[Begin]

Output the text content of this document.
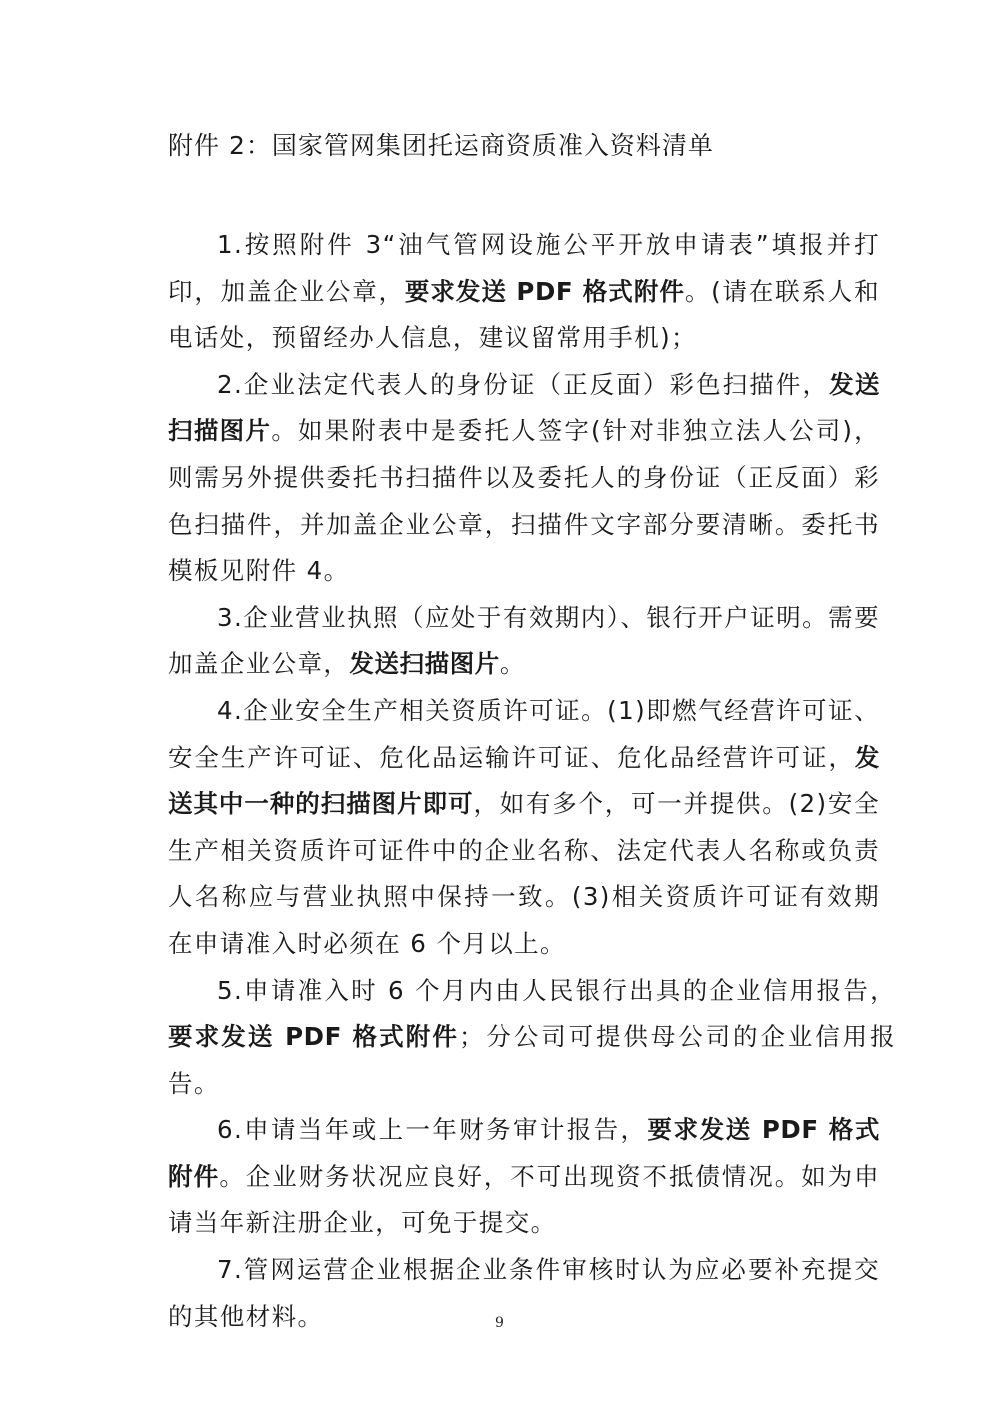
附件 2：国家管网集团托运商资质准入资料清单

1.按照附件 3“油气管网设施公平开放申请表”填报并打印，加盖企业公章，要求发送 PDF 格式附件。(请在联系人和电话处，预留经办人信息，建议留常用手机)；

2.企业法定代表人的身份证（正反面）彩色扫描件，发送扫描图片。如果附表中是委托人签字(针对非独立法人公司)，则需另外提供委托书扫描件以及委托人的身份证（正反面）彩色扫描件，并加盖企业公章，扫描件文字部分要清晰。委托书模板见附件 4。

3.企业营业执照（应处于有效期内）、银行开户证明。需要加盖企业公章，发送扫描图片。

4.企业安全生产相关资质许可证。(1)即燃气经营许可证、安全生产许可证、危化品运输许可证、危化品经营许可证，发送其中一种的扫描图片即可，如有多个，可一并提供。(2)安全生产相关资质许可证件中的企业名称、法定代表人名称或负责人名称应与营业执照中保持一致。(3)相关资质许可证有效期在申请准入时必须在 6 个月以上。

5.申请准入时 6 个月内由人民银行出具的企业信用报告，要求发送 PDF 格式附件；分公司可提供母公司的企业信用报告。

6.申请当年或上一年财务审计报告，要求发送 PDF 格式附件。企业财务状况应良好，不可出现资不抵债情况。如为申请当年新注册企业，可免于提交。

7.管网运营企业根据企业条件审核时认为应必要补充提交的其他材料。	9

[End]

Given problem
Set down every entry word for word, but omit the pictures.

Right answer
Output the text content of this document.
附件 2：国家管网集团托运商资质准入资料清单

1.按照附件 3“油气管网设施公平开放申请表”填报并打印，加盖企业公章，要求发送 PDF 格式附件。(请在联系人和电话处，预留经办人信息，建议留常用手机)；

2.企业法定代表人的身份证（正反面）彩色扫描件，发送扫描图片。如果附表中是委托人签字(针对非独立法人公司)，则需另外提供委托书扫描件以及委托人的身份证（正反面）彩色扫描件，并加盖企业公章，扫描件文字部分要清晰。委托书模板见附件 4。

3.企业营业执照（应处于有效期内）、银行开户证明。需要加盖企业公章，发送扫描图片。

4.企业安全生产相关资质许可证。(1)即燃气经营许可证、安全生产许可证、危化品运输许可证、危化品经营许可证，发送其中一种的扫描图片即可，如有多个，可一并提供。(2)安全生产相关资质许可证件中的企业名称、法定代表人名称或负责人名称应与营业执照中保持一致。(3)相关资质许可证有效期在申请准入时必须在 6 个月以上。

5.申请准入时 6 个月内由人民银行出具的企业信用报告，要求发送 PDF 格式附件；分公司可提供母公司的企业信用报告。

6.申请当年或上一年财务审计报告，要求发送 PDF 格式附件。企业财务状况应良好，不可出现资不抵债情况。如为申请当年新注册企业，可免于提交。

7.管网运营企业根据企业条件审核时认为应必要补充提交的其他材料。	9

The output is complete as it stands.